BEGIN

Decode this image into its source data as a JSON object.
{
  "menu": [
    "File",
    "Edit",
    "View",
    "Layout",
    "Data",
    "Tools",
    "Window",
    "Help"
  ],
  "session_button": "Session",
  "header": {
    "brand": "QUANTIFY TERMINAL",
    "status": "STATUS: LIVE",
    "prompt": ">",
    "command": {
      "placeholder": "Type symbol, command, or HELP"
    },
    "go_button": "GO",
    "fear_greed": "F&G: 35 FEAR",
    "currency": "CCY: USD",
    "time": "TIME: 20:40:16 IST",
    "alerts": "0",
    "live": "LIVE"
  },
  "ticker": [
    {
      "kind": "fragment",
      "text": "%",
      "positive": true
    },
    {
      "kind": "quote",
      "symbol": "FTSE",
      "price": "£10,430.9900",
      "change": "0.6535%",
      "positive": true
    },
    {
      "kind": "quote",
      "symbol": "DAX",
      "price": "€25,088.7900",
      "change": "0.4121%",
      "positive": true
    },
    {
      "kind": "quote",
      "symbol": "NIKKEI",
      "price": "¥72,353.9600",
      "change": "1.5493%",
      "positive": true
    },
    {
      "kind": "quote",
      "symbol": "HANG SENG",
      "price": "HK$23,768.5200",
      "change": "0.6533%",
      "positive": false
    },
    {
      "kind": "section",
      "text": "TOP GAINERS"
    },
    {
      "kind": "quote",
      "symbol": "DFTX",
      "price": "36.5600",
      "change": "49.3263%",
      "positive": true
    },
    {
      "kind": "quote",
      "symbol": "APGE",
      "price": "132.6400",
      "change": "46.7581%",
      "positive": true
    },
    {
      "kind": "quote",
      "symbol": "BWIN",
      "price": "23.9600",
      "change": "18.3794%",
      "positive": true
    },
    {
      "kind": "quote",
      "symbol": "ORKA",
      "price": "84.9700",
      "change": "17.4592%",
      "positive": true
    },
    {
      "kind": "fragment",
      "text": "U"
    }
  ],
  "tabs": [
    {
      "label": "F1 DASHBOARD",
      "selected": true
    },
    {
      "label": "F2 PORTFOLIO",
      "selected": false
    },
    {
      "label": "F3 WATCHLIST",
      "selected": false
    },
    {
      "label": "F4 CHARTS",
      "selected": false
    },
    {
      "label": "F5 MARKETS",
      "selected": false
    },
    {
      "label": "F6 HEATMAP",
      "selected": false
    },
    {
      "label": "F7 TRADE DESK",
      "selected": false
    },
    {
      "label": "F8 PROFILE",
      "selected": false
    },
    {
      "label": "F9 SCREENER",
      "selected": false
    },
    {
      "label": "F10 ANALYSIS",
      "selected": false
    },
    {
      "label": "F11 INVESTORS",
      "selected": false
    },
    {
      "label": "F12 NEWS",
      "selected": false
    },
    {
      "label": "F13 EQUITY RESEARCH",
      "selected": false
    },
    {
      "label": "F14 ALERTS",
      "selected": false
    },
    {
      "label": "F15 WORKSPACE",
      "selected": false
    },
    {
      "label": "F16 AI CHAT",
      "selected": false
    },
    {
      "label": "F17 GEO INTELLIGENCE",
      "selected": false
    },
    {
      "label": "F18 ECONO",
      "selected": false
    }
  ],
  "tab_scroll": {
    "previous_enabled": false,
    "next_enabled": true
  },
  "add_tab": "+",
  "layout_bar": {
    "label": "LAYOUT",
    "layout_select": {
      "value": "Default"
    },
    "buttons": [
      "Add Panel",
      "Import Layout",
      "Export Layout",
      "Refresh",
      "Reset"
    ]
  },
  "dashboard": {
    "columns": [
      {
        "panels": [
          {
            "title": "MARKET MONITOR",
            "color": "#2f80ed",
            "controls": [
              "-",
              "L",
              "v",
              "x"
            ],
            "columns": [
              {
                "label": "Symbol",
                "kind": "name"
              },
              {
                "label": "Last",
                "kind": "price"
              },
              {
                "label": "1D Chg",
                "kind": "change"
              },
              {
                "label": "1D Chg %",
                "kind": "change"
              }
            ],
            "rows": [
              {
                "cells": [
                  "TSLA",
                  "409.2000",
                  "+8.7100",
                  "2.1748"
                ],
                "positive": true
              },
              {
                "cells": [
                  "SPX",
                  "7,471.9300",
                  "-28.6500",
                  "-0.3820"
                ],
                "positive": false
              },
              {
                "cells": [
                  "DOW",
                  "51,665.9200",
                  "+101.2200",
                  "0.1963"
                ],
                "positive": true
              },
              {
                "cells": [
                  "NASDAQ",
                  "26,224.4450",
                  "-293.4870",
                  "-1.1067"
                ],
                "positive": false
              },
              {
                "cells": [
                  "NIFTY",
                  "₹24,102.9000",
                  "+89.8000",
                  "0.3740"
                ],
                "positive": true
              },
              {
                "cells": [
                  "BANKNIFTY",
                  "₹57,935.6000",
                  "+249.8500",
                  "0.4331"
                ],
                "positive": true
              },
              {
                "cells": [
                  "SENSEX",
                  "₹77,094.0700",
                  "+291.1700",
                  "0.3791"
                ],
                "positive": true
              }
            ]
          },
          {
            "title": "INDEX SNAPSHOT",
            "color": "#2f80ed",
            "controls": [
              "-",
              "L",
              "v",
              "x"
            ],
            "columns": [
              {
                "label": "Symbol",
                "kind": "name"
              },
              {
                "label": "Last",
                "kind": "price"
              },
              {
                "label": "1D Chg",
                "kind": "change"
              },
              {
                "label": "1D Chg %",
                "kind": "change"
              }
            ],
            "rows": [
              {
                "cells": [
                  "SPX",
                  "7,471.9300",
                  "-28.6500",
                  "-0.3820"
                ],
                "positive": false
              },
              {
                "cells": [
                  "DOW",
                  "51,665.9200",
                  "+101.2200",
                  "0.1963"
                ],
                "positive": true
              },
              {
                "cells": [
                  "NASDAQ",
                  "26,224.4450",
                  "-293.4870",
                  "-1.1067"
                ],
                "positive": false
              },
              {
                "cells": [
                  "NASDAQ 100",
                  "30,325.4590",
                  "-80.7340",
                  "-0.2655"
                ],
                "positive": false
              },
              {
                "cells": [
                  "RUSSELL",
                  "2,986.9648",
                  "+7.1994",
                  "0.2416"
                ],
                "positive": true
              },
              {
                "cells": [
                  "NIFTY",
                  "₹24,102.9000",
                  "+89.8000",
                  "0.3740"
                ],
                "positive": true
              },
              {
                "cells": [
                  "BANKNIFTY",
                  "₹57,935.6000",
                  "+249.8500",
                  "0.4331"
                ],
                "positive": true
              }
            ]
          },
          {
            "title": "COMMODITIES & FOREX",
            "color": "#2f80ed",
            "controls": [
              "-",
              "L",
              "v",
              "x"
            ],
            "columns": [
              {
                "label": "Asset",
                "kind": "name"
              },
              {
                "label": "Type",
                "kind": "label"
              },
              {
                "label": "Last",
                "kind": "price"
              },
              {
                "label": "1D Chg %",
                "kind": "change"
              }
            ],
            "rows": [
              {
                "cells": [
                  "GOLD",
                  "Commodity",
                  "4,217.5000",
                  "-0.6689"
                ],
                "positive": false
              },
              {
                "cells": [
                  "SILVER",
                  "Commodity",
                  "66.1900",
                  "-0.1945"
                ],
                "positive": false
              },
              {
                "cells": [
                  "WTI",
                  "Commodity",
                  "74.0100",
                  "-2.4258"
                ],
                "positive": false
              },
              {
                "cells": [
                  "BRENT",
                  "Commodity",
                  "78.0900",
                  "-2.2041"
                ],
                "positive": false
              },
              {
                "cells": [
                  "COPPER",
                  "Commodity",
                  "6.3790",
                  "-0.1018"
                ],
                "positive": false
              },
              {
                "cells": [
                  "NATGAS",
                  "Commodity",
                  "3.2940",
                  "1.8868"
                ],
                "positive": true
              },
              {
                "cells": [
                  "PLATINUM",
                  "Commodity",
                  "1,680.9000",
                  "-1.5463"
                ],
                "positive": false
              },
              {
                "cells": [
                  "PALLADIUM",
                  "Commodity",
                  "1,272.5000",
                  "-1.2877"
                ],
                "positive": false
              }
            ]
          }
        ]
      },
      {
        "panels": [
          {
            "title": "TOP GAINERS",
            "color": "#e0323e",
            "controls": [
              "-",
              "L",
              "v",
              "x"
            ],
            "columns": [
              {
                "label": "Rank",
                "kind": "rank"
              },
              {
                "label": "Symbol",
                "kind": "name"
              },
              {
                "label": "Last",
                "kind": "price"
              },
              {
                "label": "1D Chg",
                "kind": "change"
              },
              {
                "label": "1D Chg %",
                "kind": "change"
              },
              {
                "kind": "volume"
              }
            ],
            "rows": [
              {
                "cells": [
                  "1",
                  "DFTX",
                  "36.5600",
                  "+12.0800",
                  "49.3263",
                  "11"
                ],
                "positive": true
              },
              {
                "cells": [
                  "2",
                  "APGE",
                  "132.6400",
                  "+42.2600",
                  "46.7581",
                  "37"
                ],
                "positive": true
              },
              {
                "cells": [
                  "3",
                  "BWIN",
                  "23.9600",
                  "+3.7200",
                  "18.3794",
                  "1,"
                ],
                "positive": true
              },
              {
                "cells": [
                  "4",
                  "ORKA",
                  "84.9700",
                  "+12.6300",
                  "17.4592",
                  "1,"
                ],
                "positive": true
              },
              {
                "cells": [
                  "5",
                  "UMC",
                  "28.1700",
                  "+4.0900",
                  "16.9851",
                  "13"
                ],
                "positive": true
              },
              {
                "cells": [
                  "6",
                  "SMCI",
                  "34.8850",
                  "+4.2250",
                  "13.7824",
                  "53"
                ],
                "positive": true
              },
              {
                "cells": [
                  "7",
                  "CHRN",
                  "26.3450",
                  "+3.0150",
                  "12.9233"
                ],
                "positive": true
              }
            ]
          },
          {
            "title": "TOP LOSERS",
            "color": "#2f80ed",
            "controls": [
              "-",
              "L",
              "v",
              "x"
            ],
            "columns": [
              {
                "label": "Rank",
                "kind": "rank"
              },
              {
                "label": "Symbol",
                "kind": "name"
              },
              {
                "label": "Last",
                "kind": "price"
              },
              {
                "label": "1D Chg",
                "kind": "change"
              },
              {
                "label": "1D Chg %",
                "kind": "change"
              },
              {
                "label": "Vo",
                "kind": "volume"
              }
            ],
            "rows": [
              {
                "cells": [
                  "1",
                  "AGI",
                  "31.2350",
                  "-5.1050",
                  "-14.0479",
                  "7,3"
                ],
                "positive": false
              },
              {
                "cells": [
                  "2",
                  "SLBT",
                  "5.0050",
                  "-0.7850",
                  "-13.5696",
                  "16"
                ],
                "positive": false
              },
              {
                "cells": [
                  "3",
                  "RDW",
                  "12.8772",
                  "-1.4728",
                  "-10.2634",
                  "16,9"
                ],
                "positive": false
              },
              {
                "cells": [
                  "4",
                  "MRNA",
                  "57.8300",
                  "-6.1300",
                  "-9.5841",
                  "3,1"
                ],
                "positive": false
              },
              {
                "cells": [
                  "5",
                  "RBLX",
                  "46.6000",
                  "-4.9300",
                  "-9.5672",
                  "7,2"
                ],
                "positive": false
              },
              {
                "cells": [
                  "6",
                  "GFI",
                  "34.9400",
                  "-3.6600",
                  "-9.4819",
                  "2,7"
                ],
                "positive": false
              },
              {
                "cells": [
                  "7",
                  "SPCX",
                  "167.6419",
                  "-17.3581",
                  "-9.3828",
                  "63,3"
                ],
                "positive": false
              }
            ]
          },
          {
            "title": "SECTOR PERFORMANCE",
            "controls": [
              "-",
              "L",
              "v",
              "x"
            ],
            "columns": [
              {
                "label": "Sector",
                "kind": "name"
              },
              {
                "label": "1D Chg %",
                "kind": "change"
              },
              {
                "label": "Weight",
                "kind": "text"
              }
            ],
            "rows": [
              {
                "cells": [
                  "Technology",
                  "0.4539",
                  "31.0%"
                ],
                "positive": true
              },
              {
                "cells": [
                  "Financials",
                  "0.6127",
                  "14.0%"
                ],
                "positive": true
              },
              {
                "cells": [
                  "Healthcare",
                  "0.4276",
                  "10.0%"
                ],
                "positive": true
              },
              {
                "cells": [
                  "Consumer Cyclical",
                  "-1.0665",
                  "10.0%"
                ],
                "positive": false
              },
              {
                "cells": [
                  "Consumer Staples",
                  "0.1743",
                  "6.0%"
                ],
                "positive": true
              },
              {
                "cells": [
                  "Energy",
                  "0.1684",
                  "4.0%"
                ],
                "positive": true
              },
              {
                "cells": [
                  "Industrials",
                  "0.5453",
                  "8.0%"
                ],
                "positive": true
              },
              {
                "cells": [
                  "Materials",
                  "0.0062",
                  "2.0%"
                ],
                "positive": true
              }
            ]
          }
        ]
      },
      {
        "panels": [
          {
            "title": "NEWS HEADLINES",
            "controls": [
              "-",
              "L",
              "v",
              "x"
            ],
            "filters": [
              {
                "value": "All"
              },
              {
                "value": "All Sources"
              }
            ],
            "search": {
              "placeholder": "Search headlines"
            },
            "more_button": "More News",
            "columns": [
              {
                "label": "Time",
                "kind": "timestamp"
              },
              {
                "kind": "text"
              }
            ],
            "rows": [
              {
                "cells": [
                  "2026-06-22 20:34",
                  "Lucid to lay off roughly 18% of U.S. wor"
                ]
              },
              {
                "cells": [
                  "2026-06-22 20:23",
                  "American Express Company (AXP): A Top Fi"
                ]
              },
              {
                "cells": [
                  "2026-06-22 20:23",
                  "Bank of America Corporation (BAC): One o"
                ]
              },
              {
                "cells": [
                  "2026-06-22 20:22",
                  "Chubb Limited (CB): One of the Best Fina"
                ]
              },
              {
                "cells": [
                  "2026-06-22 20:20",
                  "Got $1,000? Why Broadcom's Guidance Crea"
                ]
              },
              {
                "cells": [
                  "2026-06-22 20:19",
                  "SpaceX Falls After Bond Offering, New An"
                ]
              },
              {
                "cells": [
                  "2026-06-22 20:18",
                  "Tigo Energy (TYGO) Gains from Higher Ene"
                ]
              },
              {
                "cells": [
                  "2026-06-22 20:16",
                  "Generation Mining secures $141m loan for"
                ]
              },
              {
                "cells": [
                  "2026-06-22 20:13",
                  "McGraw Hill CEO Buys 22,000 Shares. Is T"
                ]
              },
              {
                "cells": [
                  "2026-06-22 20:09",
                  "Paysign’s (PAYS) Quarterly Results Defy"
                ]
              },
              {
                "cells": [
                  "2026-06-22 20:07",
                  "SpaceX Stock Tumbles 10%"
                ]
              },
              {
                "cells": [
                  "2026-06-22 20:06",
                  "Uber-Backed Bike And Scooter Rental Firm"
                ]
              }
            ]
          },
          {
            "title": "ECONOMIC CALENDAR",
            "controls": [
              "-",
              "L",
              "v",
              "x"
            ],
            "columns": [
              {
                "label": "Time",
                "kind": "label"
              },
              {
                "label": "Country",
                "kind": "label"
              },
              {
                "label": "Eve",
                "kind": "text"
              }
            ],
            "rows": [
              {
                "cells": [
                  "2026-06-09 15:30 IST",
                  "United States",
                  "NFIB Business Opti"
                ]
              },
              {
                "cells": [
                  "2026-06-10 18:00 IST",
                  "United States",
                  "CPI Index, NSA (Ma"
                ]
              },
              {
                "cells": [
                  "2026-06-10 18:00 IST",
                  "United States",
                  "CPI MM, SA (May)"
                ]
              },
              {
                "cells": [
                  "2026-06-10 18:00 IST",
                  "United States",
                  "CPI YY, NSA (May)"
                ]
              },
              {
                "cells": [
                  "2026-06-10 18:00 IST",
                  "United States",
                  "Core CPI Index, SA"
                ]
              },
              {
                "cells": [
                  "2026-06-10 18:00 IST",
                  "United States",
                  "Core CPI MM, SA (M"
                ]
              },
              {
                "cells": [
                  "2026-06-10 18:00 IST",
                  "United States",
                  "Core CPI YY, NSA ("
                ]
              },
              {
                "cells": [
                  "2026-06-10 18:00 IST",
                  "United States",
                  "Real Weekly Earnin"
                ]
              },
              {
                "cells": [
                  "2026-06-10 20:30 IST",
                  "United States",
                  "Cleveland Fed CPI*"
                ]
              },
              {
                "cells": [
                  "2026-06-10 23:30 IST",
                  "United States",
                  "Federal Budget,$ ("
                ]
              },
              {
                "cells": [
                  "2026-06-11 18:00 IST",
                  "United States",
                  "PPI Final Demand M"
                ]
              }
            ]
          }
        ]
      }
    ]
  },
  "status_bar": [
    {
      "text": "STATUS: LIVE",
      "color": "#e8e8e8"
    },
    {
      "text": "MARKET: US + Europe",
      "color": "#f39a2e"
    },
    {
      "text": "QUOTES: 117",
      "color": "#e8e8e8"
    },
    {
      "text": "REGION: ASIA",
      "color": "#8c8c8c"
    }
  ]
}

END

Assignment - Scan the records above and show every line in which the word "title" occurs.

Solution for this task -
            "title": "MARKET MONITOR",
            "title": "INDEX SNAPSHOT",
            "title": "COMMODITIES & FOREX",
            "title": "TOP GAINERS",
            "title": "TOP LOSERS",
            "title": "SECTOR PERFORMANCE",
            "title": "NEWS HEADLINES",
            "title": "ECONOMIC CALENDAR",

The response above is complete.